Where they come from

Baikal white grayling are a coldwater salmonid from Lake Baikal and the fast, icy tributaries feeding it. Picture gin-clear water, rocky runs, and strong current under snowmelt conditions most of the year. They are built for speed and oxygen-rich water, not warm living rooms.

Check your local laws. Baikal grayling may be protected or restricted, and wild-caught fish often come with parasite baggage. Most hobbyists will never see this species for sale.

Setting up their tank

Think cold, clean, and fast. If you cannot keep 6-12 C water with strong, steady flow and sky-high oxygen, pick another fish. This is more like running a mini raceway than a standard aquarium.

  • Tank size: 180-240 cm long footprint if you want adults to cruise. I would not keep a group in less than 400-600 liters, and bigger is better.
  • Temperature: 6-12 C most of the year. Short dips to 4 C are fine. Avoid going over 14-15 C for long.
-*-
### WORK TO DO:
a) Write out a portion of the Baikal grayling guide word for word. Begin at the words "Check your local" and stop after "C for long.".
b) Summarize the Baikal grayling guide in two sentences.
c) Answer these questions from the Baikal grayling guide.
(i) What does the guide say wild-caught fish often come with?
(ii) What tank footprint length does it give for letting adults cruise?
(iii) Above what temperature should the water not stay for long?

(Saved data entries)
-*-
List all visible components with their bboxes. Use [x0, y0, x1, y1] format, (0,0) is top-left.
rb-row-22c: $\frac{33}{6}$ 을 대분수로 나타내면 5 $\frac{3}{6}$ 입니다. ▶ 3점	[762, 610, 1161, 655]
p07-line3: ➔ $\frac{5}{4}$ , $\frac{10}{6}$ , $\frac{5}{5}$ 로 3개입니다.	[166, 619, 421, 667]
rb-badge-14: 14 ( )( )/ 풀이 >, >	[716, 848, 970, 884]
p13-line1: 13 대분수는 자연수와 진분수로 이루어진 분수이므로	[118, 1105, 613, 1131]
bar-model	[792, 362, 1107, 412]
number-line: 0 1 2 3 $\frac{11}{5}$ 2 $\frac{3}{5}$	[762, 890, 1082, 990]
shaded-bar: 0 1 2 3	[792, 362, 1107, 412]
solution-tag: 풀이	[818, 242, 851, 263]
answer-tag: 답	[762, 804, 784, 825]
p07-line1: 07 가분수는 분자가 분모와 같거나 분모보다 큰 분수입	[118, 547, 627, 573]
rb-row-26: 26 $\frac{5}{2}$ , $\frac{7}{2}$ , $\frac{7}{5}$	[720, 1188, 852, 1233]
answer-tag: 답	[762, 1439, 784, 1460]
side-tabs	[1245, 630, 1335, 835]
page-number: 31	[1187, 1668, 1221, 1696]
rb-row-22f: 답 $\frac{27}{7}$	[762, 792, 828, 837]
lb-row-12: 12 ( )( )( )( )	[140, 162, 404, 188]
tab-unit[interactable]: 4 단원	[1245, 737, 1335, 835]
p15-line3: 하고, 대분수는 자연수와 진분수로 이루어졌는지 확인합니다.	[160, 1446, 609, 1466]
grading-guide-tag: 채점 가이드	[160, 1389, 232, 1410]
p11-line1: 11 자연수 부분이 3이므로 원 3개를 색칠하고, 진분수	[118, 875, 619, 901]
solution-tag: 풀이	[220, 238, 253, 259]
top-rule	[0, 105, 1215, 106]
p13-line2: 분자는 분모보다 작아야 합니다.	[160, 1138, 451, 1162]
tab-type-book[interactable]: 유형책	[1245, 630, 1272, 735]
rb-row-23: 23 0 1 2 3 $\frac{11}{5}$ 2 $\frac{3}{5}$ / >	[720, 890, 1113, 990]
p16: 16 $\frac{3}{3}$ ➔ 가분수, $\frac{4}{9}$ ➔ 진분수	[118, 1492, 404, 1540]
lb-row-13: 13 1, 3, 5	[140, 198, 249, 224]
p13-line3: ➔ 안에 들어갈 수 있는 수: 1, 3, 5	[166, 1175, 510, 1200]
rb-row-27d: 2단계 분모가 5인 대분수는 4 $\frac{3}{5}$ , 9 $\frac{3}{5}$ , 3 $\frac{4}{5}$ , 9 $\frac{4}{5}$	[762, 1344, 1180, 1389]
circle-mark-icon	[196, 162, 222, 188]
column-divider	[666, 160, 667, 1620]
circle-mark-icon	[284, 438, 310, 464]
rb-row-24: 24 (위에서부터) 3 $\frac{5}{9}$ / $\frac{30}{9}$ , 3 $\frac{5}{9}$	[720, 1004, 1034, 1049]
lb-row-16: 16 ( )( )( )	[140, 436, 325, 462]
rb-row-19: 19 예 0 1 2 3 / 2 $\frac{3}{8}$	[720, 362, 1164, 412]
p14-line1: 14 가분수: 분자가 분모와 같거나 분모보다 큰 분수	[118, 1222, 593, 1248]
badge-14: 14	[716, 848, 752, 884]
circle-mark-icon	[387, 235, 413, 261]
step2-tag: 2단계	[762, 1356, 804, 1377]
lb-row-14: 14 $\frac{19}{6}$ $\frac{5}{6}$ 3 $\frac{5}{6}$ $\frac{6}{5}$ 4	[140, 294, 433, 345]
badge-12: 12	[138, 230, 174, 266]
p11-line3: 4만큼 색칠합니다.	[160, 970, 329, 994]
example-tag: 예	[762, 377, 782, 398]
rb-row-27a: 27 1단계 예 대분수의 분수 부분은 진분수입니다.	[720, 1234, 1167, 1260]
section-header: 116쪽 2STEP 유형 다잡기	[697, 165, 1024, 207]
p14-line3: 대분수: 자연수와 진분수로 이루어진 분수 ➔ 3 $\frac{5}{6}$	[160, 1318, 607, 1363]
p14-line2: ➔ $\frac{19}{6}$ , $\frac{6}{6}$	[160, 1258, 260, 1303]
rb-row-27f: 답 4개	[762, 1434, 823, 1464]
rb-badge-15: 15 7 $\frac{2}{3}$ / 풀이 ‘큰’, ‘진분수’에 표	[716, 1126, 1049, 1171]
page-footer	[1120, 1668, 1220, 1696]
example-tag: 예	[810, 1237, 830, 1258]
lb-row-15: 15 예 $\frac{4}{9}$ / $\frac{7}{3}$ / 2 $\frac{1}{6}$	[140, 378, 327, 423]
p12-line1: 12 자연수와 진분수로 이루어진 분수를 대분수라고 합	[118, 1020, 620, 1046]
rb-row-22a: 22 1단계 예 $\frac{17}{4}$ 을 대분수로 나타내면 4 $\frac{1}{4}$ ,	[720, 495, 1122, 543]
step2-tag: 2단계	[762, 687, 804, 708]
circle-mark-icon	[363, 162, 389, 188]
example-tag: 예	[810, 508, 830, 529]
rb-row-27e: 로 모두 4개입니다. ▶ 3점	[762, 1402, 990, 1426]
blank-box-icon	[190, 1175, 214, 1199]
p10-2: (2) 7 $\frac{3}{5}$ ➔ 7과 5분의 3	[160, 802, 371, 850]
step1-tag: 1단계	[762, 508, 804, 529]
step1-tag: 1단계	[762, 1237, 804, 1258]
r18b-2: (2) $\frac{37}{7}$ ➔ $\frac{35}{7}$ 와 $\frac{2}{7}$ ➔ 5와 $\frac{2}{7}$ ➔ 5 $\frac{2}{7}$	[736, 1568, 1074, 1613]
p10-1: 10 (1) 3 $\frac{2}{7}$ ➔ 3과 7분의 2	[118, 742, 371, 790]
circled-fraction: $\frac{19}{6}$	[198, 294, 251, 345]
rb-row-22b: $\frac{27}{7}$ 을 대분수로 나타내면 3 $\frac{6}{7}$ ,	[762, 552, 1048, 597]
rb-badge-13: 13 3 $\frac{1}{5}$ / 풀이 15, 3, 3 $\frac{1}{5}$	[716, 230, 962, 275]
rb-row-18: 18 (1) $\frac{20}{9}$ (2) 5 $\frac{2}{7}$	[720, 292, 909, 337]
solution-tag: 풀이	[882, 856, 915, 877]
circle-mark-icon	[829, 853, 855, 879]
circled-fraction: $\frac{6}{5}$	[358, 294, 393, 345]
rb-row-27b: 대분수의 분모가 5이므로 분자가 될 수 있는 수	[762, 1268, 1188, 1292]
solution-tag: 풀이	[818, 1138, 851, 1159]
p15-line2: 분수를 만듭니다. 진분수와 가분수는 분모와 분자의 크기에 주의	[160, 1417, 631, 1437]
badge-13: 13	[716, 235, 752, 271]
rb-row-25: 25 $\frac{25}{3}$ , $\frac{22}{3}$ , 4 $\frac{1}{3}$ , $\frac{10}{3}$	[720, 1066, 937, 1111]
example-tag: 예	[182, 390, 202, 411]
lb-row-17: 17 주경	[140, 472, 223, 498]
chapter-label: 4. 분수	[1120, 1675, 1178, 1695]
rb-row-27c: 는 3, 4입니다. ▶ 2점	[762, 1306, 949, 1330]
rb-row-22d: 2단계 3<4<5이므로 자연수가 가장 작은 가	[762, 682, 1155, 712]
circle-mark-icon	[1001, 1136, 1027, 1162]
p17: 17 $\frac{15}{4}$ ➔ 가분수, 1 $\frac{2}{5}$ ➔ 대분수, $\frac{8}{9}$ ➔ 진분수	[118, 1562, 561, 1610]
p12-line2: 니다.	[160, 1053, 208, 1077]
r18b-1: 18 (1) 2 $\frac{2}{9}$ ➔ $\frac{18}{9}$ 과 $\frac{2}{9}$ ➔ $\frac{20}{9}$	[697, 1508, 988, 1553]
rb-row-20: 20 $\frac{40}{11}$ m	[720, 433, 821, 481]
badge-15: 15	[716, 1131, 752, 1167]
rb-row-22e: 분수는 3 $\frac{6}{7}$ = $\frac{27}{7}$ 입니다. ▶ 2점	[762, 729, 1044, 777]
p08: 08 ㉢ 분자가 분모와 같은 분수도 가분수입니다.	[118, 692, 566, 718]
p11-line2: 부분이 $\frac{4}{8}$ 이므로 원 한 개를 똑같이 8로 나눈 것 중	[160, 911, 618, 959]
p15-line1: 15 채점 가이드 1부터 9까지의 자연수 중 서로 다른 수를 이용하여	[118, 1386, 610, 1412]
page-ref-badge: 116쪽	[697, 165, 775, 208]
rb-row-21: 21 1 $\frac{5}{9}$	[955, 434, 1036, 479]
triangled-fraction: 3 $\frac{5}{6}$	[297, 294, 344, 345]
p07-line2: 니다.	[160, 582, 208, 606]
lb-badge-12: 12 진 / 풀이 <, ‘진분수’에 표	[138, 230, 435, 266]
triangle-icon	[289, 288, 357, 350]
-*-
### SOLUTIONS PER TASK:
a)
Check your local laws. Baikal grayling may be protected or restricted, and wild-caught fish often come with parasite baggage. Most hobbyists will never see this species for sale.

Setting up their tank

Think cold, clean, and fast. If you cannot keep 6-12 C water with strong, steady flow and sky-high oxygen, pick another fish. This is more like running a mini raceway than a standard aquarium.

  • Tank size: 180-240 cm long footprint if you want adults to cruise. I would not keep a group in less than 400-600 liters, and bigger is better.
  • Temperature: 6-12 C most of the year. Short dips to 4 C are fine. Avoid going over 14-15 C for long.

b) Baikal white grayling are coldwater salmonids from Lake Baikal and its icy tributaries, built for fast, oxygen-rich water, and they may be protected or restricted by local law. Keeping them requires water held at 6-12 C with strong, steady flow and very high oxygen, in a tank with a footprint 180-240 cm long and, for a group, no less than 400-600 liters.

c)
(i) Parasite baggage.
(ii) 180-240 cm.
(iii) 14-15 C.